Extract every line of the material below and copy it out word for word, in the same order.

[start Recorded information]

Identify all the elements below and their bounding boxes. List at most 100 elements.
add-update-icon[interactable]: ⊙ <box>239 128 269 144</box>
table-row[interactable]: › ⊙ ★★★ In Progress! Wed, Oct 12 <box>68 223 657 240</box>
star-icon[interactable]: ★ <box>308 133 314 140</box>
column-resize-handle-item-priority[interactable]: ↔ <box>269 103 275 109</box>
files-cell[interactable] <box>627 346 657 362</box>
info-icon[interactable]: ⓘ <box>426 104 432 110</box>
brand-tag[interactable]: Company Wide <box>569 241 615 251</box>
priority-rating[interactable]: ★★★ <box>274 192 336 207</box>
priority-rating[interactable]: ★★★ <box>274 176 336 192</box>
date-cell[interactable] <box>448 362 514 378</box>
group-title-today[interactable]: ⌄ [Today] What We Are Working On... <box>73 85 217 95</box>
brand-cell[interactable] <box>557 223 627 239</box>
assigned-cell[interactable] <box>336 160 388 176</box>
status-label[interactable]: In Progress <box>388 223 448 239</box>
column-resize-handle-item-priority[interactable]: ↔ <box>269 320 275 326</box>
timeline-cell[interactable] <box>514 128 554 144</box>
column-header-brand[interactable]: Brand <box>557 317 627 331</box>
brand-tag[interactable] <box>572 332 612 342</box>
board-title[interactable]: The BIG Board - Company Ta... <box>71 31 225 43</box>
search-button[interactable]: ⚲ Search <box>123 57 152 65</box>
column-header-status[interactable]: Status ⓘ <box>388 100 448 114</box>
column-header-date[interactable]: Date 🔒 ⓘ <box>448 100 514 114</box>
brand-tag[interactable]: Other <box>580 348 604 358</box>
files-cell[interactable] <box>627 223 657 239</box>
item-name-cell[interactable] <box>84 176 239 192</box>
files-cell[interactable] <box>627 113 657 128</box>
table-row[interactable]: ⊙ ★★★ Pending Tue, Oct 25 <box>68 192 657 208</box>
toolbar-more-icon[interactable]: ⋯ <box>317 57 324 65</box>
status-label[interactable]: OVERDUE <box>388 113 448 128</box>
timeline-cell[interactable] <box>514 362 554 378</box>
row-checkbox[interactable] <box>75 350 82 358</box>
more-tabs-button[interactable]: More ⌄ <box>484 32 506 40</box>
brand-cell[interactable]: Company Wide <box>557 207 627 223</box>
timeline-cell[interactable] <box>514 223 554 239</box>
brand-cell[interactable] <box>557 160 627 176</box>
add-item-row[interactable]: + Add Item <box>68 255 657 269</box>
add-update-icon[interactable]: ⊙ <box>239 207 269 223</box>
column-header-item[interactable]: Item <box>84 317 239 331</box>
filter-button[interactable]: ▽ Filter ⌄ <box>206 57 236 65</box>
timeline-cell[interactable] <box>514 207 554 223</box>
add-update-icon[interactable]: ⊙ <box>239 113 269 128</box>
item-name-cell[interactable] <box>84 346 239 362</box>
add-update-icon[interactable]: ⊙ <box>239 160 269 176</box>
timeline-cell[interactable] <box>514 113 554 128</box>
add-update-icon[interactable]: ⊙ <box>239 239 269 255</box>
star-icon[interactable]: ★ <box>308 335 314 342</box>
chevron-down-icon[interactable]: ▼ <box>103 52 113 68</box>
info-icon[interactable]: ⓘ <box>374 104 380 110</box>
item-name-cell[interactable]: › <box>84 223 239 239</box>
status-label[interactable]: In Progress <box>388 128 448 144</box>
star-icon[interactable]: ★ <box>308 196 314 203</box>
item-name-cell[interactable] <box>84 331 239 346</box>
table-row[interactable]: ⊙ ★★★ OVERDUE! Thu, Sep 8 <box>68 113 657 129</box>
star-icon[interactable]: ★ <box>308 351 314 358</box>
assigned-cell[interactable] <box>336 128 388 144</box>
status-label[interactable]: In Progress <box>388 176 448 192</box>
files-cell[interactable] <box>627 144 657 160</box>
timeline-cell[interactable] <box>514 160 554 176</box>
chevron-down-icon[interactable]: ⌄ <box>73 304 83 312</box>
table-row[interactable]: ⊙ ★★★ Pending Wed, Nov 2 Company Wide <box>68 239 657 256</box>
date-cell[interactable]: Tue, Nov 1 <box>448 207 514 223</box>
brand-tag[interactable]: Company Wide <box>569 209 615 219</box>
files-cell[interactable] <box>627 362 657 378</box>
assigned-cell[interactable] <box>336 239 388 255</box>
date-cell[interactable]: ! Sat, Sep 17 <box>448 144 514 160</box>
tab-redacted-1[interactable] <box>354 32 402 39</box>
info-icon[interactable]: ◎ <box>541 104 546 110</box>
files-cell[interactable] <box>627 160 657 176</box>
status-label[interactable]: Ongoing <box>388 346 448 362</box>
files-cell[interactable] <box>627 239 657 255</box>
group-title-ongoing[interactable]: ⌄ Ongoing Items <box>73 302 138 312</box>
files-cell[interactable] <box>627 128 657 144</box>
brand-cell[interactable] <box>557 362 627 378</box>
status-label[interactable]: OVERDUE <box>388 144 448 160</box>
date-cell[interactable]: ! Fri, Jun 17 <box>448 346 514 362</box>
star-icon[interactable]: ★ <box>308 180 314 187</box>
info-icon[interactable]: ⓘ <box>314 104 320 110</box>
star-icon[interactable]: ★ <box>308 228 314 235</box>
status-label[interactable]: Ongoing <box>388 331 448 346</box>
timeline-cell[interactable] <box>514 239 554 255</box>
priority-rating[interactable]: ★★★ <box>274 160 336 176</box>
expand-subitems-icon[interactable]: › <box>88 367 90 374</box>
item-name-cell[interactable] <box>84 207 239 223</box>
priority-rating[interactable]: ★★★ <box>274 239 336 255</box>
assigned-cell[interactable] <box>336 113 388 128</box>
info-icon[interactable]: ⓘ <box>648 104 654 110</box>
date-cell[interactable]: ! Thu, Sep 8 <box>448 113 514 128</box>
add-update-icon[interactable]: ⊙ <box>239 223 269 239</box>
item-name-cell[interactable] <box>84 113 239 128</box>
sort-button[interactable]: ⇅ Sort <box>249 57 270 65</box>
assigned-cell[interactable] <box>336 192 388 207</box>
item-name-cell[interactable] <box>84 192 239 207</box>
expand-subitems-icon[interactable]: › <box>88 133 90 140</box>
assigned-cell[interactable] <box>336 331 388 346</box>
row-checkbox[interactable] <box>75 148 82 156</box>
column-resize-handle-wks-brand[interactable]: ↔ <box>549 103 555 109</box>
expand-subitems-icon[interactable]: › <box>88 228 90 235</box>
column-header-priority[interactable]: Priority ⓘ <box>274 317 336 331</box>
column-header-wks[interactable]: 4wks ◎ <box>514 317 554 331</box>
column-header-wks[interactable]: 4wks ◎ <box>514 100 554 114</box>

[end Recorded information]

== Finished answer ==
Identify all the elements below and their bounding boxes. List at most 100 elements.
add-update-icon[interactable]: ⊙ <box>239 128 269 144</box>
table-row[interactable]: › ⊙ ★★★ In Progress! Wed, Oct 12 <box>68 223 657 240</box>
star-icon[interactable]: ★ <box>308 133 314 140</box>
column-resize-handle-item-priority[interactable]: ↔ <box>269 103 275 109</box>
files-cell[interactable] <box>627 346 657 362</box>
info-icon[interactable]: ⓘ <box>426 104 432 110</box>
brand-tag[interactable]: Company Wide <box>569 241 615 251</box>
priority-rating[interactable]: ★★★ <box>274 192 336 207</box>
priority-rating[interactable]: ★★★ <box>274 176 336 192</box>
date-cell[interactable] <box>448 362 514 378</box>
group-title-today[interactable]: ⌄ [Today] What We Are Working On... <box>73 85 217 95</box>
brand-cell[interactable] <box>557 223 627 239</box>
assigned-cell[interactable] <box>336 160 388 176</box>
status-label[interactable]: In Progress <box>388 223 448 239</box>
column-resize-handle-item-priority[interactable]: ↔ <box>269 320 275 326</box>
timeline-cell[interactable] <box>514 128 554 144</box>
column-header-brand[interactable]: Brand <box>557 317 627 331</box>
brand-tag[interactable] <box>572 332 612 342</box>
board-title[interactable]: The BIG Board - Company Ta... <box>71 31 225 43</box>
search-button[interactable]: ⚲ Search <box>123 57 152 65</box>
column-header-status[interactable]: Status ⓘ <box>388 100 448 114</box>
column-header-date[interactable]: Date 🔒 ⓘ <box>448 100 514 114</box>
brand-tag[interactable]: Other <box>580 348 604 358</box>
files-cell[interactable] <box>627 223 657 239</box>
item-name-cell[interactable] <box>84 176 239 192</box>
files-cell[interactable] <box>627 113 657 128</box>
table-row[interactable]: ⊙ ★★★ Pending Tue, Oct 25 <box>68 192 657 208</box>
toolbar-more-icon[interactable]: ⋯ <box>317 57 324 65</box>
status-label[interactable]: OVERDUE <box>388 113 448 128</box>
timeline-cell[interactable] <box>514 362 554 378</box>
row-checkbox[interactable] <box>75 350 82 358</box>
more-tabs-button[interactable]: More ⌄ <box>484 32 506 40</box>
brand-cell[interactable]: Company Wide <box>557 207 627 223</box>
timeline-cell[interactable] <box>514 223 554 239</box>
brand-cell[interactable] <box>557 160 627 176</box>
add-item-row[interactable]: + Add Item <box>68 255 657 269</box>
add-update-icon[interactable]: ⊙ <box>239 207 269 223</box>
column-header-item[interactable]: Item <box>84 317 239 331</box>
filter-button[interactable]: ▽ Filter ⌄ <box>206 57 236 65</box>
timeline-cell[interactable] <box>514 207 554 223</box>
add-update-icon[interactable]: ⊙ <box>239 113 269 128</box>
item-name-cell[interactable] <box>84 346 239 362</box>
add-update-icon[interactable]: ⊙ <box>239 160 269 176</box>
timeline-cell[interactable] <box>514 113 554 128</box>
add-update-icon[interactable]: ⊙ <box>239 239 269 255</box>
star-icon[interactable]: ★ <box>308 335 314 342</box>
chevron-down-icon[interactable]: ▼ <box>103 52 113 68</box>
info-icon[interactable]: ⓘ <box>374 104 380 110</box>
item-name-cell[interactable]: › <box>84 223 239 239</box>
status-label[interactable]: In Progress <box>388 128 448 144</box>
star-icon[interactable]: ★ <box>308 196 314 203</box>
item-name-cell[interactable] <box>84 331 239 346</box>
table-row[interactable]: ⊙ ★★★ OVERDUE! Thu, Sep 8 <box>68 113 657 129</box>
star-icon[interactable]: ★ <box>308 351 314 358</box>
assigned-cell[interactable] <box>336 128 388 144</box>
status-label[interactable]: In Progress <box>388 176 448 192</box>
files-cell[interactable] <box>627 144 657 160</box>
timeline-cell[interactable] <box>514 160 554 176</box>
chevron-down-icon[interactable]: ⌄ <box>73 304 83 312</box>
table-row[interactable]: ⊙ ★★★ Pending Wed, Nov 2 Company Wide <box>68 239 657 256</box>
date-cell[interactable]: Tue, Nov 1 <box>448 207 514 223</box>
brand-tag[interactable]: Company Wide <box>569 209 615 219</box>
files-cell[interactable] <box>627 362 657 378</box>
assigned-cell[interactable] <box>336 239 388 255</box>
date-cell[interactable]: ! Sat, Sep 17 <box>448 144 514 160</box>
tab-redacted-1[interactable] <box>354 32 402 39</box>
info-icon[interactable]: ◎ <box>541 104 546 110</box>
files-cell[interactable] <box>627 160 657 176</box>
status-label[interactable]: Ongoing <box>388 346 448 362</box>
files-cell[interactable] <box>627 239 657 255</box>
group-title-ongoing[interactable]: ⌄ Ongoing Items <box>73 302 138 312</box>
files-cell[interactable] <box>627 128 657 144</box>
brand-cell[interactable] <box>557 362 627 378</box>
status-label[interactable]: OVERDUE <box>388 144 448 160</box>
date-cell[interactable]: ! Fri, Jun 17 <box>448 346 514 362</box>
star-icon[interactable]: ★ <box>308 180 314 187</box>
info-icon[interactable]: ⓘ <box>314 104 320 110</box>
star-icon[interactable]: ★ <box>308 228 314 235</box>
status-label[interactable]: Ongoing <box>388 331 448 346</box>
timeline-cell[interactable] <box>514 239 554 255</box>
priority-rating[interactable]: ★★★ <box>274 160 336 176</box>
expand-subitems-icon[interactable]: › <box>88 367 90 374</box>
item-name-cell[interactable] <box>84 207 239 223</box>
priority-rating[interactable]: ★★★ <box>274 239 336 255</box>
assigned-cell[interactable] <box>336 113 388 128</box>
info-icon[interactable]: ⓘ <box>648 104 654 110</box>
date-cell[interactable]: ! Thu, Sep 8 <box>448 113 514 128</box>
add-update-icon[interactable]: ⊙ <box>239 223 269 239</box>
item-name-cell[interactable] <box>84 113 239 128</box>
sort-button[interactable]: ⇅ Sort <box>249 57 270 65</box>
assigned-cell[interactable] <box>336 192 388 207</box>
item-name-cell[interactable] <box>84 192 239 207</box>
expand-subitems-icon[interactable]: › <box>88 133 90 140</box>
assigned-cell[interactable] <box>336 331 388 346</box>
row-checkbox[interactable] <box>75 148 82 156</box>
column-resize-handle-wks-brand[interactable]: ↔ <box>549 103 555 109</box>
expand-subitems-icon[interactable]: › <box>88 228 90 235</box>
column-header-priority[interactable]: Priority ⓘ <box>274 317 336 331</box>
column-header-wks[interactable]: 4wks ◎ <box>514 317 554 331</box>
column-header-wks[interactable]: 4wks ◎ <box>514 100 554 114</box>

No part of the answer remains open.